Problem:
Write out, word for word, only the lines from the one containing "What's the underlying" through the final line of the data.

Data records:

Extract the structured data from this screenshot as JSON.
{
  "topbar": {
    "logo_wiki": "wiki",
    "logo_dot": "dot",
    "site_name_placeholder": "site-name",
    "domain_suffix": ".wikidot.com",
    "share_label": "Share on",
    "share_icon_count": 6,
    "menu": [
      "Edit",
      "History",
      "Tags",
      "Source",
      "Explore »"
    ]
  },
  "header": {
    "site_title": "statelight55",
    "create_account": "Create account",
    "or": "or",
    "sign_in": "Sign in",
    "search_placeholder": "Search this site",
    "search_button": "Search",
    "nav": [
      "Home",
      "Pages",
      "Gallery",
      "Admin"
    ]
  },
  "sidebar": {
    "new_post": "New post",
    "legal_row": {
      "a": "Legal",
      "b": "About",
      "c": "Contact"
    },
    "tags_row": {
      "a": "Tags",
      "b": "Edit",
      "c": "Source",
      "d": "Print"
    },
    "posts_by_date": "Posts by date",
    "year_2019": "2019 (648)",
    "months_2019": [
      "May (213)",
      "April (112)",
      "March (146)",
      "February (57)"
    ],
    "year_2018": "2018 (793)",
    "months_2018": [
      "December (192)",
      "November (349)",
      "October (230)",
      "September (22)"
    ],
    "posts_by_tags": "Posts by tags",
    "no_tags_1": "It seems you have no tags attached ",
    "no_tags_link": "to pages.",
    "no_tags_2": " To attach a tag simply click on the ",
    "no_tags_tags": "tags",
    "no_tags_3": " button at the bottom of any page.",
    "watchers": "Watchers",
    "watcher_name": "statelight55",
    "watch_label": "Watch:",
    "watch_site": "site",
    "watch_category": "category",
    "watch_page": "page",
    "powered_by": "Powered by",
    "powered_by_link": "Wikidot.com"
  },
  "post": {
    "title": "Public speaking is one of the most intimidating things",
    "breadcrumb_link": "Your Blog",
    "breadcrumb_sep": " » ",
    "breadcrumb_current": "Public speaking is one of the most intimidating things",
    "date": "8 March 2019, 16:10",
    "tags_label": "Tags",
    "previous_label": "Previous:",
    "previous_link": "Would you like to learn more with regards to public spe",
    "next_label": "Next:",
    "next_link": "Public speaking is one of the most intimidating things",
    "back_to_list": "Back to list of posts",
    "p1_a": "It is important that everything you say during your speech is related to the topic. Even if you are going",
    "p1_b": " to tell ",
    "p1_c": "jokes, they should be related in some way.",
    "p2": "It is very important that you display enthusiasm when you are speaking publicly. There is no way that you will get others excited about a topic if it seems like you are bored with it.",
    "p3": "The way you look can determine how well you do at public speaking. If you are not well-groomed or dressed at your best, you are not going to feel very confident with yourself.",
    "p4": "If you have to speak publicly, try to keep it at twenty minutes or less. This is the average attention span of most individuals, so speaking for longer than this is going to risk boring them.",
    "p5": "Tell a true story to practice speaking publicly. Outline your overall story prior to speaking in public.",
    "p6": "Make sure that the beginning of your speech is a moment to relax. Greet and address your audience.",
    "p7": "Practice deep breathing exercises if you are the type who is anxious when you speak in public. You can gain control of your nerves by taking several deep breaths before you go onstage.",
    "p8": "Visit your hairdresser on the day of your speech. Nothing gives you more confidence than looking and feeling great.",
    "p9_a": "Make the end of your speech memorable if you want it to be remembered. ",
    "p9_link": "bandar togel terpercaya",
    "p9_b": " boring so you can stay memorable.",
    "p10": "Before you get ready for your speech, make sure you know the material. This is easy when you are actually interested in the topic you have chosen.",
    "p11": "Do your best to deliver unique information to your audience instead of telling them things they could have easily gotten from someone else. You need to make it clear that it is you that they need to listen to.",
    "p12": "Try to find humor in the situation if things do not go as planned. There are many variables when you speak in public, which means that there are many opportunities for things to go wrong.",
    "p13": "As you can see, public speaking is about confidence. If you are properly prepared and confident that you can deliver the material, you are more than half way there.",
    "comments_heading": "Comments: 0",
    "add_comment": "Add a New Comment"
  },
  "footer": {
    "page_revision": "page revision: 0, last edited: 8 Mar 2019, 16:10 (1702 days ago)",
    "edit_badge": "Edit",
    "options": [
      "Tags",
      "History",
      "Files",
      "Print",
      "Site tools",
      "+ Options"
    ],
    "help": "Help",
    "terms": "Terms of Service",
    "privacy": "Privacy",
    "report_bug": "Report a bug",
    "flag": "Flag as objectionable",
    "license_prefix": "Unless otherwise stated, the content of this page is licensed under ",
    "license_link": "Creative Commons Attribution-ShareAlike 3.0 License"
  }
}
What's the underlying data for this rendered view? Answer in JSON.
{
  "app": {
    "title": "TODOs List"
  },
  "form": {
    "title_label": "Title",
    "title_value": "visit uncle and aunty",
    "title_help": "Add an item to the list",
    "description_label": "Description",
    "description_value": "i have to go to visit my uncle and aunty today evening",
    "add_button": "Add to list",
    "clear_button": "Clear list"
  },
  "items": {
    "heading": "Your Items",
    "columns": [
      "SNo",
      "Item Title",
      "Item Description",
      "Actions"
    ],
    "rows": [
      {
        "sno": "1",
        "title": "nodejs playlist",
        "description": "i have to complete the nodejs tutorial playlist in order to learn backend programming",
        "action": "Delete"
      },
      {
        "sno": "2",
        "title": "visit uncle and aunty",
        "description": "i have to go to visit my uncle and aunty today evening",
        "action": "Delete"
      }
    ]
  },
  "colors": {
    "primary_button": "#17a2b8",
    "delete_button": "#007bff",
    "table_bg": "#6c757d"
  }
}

Expected output:
What's the underlying data for this rendered view? Answer in JSON.
{
  "app": {
    "title": "TODOs List"
  },
  "form": {
    "title_label": "Title",
    "title_value": "visit uncle and aunty",
    "title_help": "Add an item to the list",
    "description_label": "Description",
    "description_value": "i have to go to visit my uncle and aunty today evening",
    "add_button": "Add to list",
    "clear_button": "Clear list"
  },
  "items": {
    "heading": "Your Items",
    "columns": [
      "SNo",
      "Item Title",
      "Item Description",
      "Actions"
    ],
    "rows": [
      {
        "sno": "1",
        "title": "nodejs playlist",
        "description": "i have to complete the nodejs tutorial playlist in order to learn backend programming",
        "action": "Delete"
      },
      {
        "sno": "2",
        "title": "visit uncle and aunty",
        "description": "i have to go to visit my uncle and aunty today evening",
        "action": "Delete"
      }
    ]
  },
  "colors": {
    "primary_button": "#17a2b8",
    "delete_button": "#007bff",
    "table_bg": "#6c757d"
  }
}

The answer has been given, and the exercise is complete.